*Problem to solve*:
Report all lines holding "fresh".

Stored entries
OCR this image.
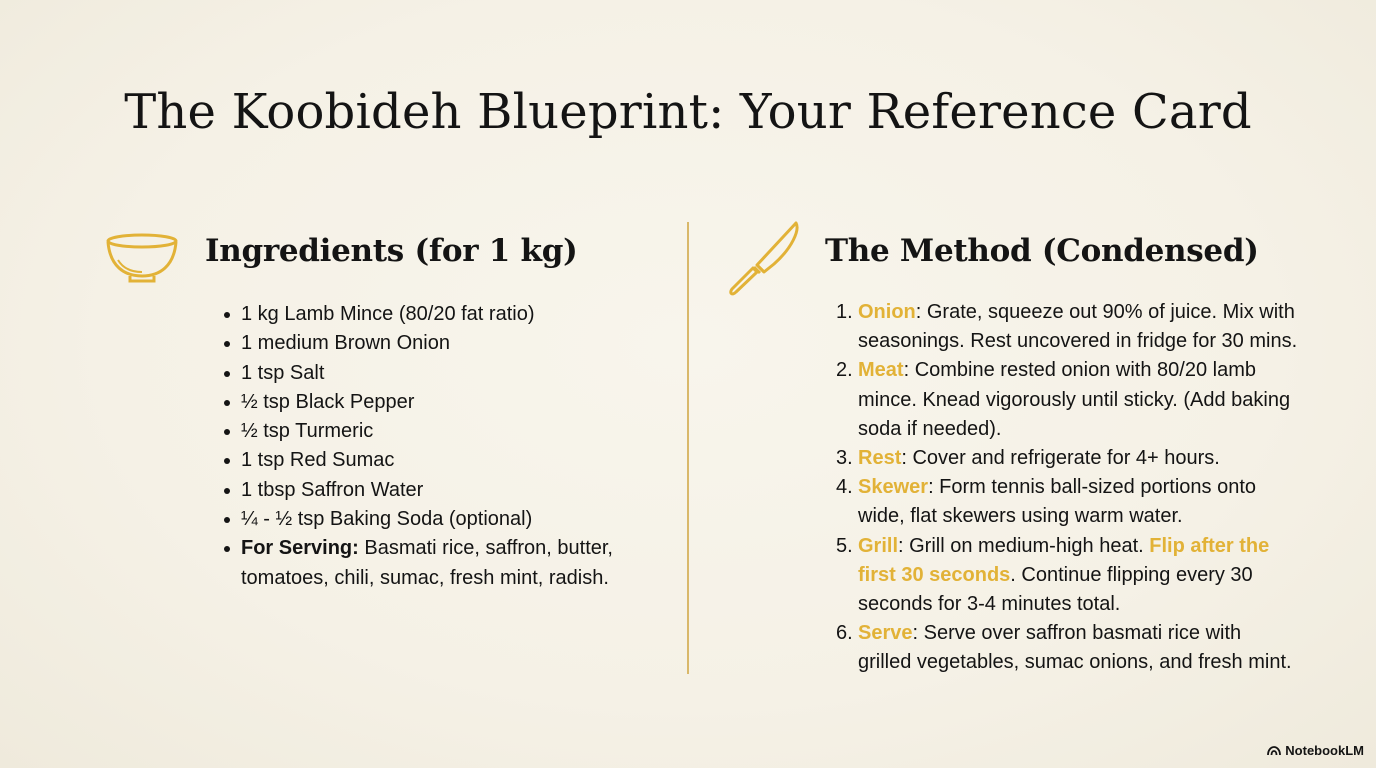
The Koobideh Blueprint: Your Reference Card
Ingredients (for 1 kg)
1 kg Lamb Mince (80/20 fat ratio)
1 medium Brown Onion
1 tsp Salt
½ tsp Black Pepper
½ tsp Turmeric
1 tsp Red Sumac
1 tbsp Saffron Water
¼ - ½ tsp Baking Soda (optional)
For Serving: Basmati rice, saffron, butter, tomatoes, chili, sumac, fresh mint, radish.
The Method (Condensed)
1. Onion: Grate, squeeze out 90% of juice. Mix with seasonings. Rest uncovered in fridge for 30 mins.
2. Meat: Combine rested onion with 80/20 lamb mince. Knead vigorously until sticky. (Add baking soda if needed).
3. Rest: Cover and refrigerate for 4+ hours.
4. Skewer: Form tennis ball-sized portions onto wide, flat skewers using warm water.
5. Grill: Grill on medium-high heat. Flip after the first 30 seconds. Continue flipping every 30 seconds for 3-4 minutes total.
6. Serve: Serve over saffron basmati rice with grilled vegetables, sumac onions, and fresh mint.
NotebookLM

*Result of this exercise*:
For Serving: Basmati rice, saffron, butter, tomatoes, chili, sumac, fresh mint, radish.
6. Serve: Serve over saffron basmati rice with grilled vegetables, sumac onions, and fresh mint.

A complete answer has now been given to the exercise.